Exercise objective:
Look through the records below, count the lines with the word "Density", and reply with only the number.
* Start Information supplied *
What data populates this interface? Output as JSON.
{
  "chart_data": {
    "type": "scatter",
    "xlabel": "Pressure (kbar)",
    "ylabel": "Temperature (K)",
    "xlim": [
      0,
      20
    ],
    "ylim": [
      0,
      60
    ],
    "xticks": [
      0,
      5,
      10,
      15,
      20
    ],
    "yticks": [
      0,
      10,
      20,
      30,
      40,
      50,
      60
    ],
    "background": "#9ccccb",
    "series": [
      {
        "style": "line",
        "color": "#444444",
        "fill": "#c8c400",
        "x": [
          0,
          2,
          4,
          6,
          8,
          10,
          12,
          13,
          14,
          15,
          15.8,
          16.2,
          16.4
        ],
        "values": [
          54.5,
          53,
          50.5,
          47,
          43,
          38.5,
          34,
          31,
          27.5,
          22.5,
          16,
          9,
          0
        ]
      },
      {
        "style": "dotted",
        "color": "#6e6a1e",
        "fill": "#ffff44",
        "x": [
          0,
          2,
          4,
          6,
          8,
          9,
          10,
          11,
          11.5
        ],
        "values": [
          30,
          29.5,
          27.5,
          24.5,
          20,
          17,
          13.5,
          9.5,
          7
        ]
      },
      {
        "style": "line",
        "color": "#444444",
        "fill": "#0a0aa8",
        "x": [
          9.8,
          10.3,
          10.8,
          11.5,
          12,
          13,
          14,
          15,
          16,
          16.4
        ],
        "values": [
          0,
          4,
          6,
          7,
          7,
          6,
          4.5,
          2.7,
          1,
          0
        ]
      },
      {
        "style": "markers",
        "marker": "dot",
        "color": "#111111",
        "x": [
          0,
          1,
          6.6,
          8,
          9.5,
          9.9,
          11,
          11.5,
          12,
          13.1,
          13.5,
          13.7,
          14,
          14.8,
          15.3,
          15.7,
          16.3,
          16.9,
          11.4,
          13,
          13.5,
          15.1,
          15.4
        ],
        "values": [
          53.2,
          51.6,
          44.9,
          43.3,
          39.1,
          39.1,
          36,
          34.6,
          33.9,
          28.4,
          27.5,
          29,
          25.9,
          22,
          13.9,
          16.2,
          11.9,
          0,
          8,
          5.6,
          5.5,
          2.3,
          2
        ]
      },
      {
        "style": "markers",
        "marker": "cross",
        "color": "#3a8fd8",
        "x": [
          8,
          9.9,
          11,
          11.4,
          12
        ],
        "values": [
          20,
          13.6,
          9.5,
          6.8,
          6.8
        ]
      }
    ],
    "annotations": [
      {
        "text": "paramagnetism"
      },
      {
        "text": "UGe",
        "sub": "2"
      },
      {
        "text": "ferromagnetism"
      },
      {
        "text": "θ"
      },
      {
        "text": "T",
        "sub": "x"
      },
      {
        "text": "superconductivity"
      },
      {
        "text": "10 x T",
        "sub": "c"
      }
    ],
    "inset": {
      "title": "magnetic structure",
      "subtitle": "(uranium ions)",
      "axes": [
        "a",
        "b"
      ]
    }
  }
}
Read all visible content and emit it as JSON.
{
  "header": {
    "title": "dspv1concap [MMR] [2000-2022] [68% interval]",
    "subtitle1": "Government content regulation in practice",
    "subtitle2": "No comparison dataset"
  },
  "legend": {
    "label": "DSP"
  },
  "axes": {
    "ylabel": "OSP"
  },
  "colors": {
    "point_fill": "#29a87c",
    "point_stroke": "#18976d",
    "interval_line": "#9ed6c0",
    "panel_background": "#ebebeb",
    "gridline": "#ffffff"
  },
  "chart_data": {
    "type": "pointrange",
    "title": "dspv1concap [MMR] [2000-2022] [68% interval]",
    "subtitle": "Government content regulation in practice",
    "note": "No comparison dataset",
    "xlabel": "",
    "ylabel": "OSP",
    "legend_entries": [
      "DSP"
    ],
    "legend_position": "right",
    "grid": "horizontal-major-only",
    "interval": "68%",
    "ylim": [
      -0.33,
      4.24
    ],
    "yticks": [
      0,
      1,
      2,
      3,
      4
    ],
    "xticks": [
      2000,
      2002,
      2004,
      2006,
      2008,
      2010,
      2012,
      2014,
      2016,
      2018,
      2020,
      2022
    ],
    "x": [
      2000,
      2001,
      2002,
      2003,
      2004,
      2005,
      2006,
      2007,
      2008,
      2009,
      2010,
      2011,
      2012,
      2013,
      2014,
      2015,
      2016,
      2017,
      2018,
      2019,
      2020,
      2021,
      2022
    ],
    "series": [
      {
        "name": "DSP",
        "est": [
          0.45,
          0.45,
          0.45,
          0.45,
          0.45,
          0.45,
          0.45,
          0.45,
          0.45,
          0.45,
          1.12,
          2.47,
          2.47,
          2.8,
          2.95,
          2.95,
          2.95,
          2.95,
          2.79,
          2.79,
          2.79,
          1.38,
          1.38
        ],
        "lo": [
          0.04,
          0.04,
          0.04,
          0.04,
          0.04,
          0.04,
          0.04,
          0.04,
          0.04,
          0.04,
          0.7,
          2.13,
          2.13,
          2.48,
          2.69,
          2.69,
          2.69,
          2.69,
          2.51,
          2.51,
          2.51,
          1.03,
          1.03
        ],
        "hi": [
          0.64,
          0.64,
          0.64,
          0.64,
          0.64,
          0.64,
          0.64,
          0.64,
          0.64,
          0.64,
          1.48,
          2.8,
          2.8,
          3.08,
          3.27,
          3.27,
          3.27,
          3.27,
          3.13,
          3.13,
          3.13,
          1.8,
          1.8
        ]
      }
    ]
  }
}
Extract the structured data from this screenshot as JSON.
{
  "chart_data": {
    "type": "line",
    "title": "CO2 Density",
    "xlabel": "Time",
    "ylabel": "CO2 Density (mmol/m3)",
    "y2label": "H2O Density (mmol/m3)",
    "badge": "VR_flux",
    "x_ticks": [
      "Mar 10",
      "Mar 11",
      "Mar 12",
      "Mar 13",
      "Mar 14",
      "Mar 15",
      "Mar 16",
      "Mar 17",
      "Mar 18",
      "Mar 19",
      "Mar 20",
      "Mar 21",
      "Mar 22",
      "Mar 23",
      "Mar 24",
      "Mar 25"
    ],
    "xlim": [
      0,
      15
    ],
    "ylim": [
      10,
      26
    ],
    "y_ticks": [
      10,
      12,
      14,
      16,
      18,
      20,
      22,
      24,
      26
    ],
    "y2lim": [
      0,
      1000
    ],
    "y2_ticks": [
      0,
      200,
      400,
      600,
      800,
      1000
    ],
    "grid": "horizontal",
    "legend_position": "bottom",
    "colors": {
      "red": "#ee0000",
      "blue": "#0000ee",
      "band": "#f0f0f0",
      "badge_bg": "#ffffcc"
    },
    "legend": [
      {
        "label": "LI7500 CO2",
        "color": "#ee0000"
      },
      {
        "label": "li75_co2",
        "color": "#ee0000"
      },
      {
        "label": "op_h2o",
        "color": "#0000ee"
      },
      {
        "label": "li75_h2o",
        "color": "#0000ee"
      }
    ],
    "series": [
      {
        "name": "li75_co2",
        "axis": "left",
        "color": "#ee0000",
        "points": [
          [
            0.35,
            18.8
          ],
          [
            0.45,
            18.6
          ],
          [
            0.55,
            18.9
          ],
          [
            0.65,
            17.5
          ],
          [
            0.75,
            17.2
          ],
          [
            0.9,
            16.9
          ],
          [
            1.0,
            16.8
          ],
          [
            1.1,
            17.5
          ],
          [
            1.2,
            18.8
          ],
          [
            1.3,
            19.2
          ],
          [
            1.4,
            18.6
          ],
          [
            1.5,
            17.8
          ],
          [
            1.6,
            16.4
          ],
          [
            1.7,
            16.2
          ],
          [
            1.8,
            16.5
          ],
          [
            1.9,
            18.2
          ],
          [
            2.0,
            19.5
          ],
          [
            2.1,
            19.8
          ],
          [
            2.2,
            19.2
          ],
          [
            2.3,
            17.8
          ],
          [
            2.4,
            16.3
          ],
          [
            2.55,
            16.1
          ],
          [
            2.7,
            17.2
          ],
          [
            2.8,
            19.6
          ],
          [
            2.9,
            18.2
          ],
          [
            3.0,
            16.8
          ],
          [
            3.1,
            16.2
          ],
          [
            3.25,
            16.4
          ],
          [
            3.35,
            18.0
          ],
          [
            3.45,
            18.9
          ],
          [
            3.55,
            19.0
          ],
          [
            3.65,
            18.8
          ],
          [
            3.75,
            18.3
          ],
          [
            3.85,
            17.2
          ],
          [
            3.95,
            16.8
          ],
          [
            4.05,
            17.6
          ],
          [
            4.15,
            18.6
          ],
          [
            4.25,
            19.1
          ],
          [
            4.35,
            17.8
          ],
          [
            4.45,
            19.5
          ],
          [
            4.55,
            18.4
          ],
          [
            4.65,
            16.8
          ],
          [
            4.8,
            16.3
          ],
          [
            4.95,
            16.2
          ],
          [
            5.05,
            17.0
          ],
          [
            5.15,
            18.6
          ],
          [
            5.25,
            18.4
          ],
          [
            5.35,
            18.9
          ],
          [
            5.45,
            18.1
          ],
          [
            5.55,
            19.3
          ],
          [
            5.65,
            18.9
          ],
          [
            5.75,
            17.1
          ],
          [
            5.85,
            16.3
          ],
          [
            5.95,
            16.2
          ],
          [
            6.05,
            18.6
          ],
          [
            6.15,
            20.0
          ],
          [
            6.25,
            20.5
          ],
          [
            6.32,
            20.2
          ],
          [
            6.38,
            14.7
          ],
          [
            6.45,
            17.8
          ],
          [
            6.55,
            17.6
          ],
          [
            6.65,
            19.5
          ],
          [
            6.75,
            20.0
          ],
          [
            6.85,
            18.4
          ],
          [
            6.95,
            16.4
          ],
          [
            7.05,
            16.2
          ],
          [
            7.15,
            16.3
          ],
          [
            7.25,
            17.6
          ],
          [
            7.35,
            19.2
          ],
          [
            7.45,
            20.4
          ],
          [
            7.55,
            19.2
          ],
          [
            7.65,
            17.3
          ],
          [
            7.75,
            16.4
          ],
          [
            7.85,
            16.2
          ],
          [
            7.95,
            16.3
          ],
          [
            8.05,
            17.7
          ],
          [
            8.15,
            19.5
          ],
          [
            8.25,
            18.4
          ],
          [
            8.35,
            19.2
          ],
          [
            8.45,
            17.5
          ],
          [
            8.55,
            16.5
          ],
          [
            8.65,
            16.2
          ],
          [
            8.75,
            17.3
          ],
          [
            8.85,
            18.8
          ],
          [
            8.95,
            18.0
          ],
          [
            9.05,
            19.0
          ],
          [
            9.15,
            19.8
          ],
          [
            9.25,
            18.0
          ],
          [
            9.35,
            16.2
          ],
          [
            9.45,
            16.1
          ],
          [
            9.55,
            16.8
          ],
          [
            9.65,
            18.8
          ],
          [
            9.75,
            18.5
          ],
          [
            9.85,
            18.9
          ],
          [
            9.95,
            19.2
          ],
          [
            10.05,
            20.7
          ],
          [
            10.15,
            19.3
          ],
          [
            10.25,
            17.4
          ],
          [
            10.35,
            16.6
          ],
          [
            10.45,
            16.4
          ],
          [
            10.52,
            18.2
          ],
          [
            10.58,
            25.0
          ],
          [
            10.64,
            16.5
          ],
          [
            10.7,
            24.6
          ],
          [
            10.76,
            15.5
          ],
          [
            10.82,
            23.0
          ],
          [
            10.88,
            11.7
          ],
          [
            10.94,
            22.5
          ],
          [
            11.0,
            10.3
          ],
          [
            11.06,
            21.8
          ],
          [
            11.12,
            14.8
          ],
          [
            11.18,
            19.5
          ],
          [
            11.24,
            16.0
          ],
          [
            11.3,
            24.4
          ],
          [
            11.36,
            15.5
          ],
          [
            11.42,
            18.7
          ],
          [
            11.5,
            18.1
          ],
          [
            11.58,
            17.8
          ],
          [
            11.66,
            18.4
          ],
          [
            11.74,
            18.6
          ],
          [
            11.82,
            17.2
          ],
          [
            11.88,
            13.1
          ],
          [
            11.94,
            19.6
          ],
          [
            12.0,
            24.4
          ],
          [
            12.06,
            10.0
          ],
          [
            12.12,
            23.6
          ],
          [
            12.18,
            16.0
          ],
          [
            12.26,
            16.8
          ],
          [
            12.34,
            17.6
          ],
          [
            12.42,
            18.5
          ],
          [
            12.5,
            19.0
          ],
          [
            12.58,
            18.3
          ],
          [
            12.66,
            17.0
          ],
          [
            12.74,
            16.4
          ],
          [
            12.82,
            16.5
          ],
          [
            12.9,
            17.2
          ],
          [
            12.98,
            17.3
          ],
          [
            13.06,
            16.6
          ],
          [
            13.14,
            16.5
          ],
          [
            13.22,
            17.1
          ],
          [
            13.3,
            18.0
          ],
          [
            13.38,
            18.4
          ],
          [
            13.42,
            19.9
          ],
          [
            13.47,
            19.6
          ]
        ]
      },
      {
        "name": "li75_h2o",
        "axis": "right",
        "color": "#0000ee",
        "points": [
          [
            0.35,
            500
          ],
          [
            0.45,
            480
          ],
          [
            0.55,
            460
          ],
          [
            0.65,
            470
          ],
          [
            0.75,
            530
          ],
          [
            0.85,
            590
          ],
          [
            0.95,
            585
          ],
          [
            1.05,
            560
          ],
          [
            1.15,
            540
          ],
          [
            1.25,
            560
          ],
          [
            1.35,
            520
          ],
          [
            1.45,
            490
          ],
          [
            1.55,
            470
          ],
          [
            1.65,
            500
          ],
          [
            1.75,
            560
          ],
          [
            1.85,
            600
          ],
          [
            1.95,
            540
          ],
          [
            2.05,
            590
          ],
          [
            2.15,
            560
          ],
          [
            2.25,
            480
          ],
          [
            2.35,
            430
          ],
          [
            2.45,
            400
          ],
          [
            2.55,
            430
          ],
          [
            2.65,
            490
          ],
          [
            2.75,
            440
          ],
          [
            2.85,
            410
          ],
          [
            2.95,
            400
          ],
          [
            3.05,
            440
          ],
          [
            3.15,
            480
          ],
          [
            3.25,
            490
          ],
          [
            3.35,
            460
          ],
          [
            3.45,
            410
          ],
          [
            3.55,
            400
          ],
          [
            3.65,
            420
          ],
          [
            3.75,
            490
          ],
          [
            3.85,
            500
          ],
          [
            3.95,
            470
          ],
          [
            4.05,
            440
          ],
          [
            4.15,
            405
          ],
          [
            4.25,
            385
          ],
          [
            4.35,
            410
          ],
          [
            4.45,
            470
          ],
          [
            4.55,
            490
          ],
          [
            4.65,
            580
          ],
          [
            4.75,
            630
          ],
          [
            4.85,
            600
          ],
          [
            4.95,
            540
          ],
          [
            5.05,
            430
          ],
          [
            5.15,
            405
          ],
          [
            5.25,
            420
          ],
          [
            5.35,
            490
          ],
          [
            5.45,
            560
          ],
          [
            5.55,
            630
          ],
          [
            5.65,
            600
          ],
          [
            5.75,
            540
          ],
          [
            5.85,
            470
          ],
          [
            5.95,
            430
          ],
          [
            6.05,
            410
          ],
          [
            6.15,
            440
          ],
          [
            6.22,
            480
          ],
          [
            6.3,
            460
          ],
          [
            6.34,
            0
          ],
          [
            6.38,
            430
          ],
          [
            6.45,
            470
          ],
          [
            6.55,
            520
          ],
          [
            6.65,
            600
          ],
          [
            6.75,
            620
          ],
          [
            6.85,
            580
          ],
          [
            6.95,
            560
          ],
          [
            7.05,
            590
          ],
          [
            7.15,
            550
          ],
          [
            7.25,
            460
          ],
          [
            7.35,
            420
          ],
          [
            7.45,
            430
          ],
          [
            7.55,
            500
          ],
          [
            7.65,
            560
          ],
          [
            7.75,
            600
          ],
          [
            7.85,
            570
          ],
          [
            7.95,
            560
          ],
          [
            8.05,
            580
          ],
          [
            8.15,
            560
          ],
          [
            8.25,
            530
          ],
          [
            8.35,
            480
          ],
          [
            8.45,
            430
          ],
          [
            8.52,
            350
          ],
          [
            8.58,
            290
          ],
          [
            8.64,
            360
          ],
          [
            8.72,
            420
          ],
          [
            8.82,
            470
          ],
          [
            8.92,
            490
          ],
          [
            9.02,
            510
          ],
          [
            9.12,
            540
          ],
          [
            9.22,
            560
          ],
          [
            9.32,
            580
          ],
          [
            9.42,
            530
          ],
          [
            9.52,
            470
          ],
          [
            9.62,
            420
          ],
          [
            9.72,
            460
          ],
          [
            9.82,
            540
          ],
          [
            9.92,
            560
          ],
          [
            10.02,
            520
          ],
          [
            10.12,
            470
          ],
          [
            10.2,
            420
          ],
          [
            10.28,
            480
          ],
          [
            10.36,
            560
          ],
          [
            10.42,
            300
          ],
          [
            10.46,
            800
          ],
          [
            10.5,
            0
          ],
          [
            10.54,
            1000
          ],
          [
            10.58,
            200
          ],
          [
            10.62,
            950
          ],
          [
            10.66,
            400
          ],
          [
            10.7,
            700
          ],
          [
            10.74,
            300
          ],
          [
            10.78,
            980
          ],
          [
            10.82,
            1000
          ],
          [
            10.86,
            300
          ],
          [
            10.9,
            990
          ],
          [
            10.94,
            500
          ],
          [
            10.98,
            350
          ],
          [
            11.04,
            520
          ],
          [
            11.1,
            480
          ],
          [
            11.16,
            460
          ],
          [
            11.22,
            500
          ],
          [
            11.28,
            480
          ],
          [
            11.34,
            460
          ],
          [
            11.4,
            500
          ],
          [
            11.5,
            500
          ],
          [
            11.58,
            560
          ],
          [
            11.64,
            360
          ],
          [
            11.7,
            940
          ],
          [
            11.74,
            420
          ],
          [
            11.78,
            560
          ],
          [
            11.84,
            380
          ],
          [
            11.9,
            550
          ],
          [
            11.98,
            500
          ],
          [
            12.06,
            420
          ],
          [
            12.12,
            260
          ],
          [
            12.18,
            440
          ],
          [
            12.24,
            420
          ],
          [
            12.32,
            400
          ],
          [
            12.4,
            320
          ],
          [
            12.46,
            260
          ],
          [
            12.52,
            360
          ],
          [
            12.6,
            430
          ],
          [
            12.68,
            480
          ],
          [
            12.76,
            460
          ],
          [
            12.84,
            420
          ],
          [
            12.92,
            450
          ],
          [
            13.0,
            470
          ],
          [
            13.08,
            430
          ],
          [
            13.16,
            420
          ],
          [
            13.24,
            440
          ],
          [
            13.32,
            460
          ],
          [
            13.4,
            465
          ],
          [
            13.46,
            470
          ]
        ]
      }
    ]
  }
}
* End Information supplied *
Response:
3